------ Task material
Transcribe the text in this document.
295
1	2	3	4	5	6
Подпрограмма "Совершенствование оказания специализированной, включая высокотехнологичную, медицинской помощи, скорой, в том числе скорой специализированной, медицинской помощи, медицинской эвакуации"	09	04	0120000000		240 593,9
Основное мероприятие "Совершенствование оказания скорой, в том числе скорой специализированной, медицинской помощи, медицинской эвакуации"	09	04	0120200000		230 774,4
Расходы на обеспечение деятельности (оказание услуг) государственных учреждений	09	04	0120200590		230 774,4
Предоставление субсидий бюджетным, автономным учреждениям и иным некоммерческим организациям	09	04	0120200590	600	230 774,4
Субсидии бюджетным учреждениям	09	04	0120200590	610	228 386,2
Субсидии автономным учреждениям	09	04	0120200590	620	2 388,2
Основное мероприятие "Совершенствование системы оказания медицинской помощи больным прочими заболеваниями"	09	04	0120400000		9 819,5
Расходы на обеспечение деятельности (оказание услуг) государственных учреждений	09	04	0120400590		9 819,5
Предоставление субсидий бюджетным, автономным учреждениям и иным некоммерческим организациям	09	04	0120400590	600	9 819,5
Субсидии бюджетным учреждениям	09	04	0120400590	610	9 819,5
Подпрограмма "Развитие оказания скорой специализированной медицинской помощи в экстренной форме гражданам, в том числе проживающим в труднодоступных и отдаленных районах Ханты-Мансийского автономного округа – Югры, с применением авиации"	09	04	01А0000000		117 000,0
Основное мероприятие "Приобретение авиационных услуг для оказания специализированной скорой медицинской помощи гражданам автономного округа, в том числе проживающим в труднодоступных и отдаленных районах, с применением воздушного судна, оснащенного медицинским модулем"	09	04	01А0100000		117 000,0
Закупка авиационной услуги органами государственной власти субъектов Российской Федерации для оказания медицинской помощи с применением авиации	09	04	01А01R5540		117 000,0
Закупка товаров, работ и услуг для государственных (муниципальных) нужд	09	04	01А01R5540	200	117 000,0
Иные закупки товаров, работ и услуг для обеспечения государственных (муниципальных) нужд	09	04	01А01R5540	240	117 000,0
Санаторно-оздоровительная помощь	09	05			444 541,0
------------
Write every record out again, unaltered.

Full output:
Transcribe the text in this document.
295
1	2	3	4	5	6
Подпрограмма "Совершенствование оказания специализированной, включая высокотехнологичную, медицинской помощи, скорой, в том числе скорой специализированной, медицинской помощи, медицинской эвакуации"	09	04	0120000000		240 593,9
Основное мероприятие "Совершенствование оказания скорой, в том числе скорой специализированной, медицинской помощи, медицинской эвакуации"	09	04	0120200000		230 774,4
Расходы на обеспечение деятельности (оказание услуг) государственных учреждений	09	04	0120200590		230 774,4
Предоставление субсидий бюджетным, автономным учреждениям и иным некоммерческим организациям	09	04	0120200590	600	230 774,4
Субсидии бюджетным учреждениям	09	04	0120200590	610	228 386,2
Субсидии автономным учреждениям	09	04	0120200590	620	2 388,2
Основное мероприятие "Совершенствование системы оказания медицинской помощи больным прочими заболеваниями"	09	04	0120400000		9 819,5
Расходы на обеспечение деятельности (оказание услуг) государственных учреждений	09	04	0120400590		9 819,5
Предоставление субсидий бюджетным, автономным учреждениям и иным некоммерческим организациям	09	04	0120400590	600	9 819,5
Субсидии бюджетным учреждениям	09	04	0120400590	610	9 819,5
Подпрограмма "Развитие оказания скорой специализированной медицинской помощи в экстренной форме гражданам, в том числе проживающим в труднодоступных и отдаленных районах Ханты-Мансийского автономного округа – Югры, с применением авиации"	09	04	01А0000000		117 000,0
Основное мероприятие "Приобретение авиационных услуг для оказания специализированной скорой медицинской помощи гражданам автономного округа, в том числе проживающим в труднодоступных и отдаленных районах, с применением воздушного судна, оснащенного медицинским модулем"	09	04	01А0100000		117 000,0
Закупка авиационной услуги органами государственной власти субъектов Российской Федерации для оказания медицинской помощи с применением авиации	09	04	01А01R5540		117 000,0
Закупка товаров, работ и услуг для государственных (муниципальных) нужд	09	04	01А01R5540	200	117 000,0
Иные закупки товаров, работ и услуг для обеспечения государственных (муниципальных) нужд	09	04	01А01R5540	240	117 000,0
Санаторно-оздоровительная помощь	09	05			444 541,0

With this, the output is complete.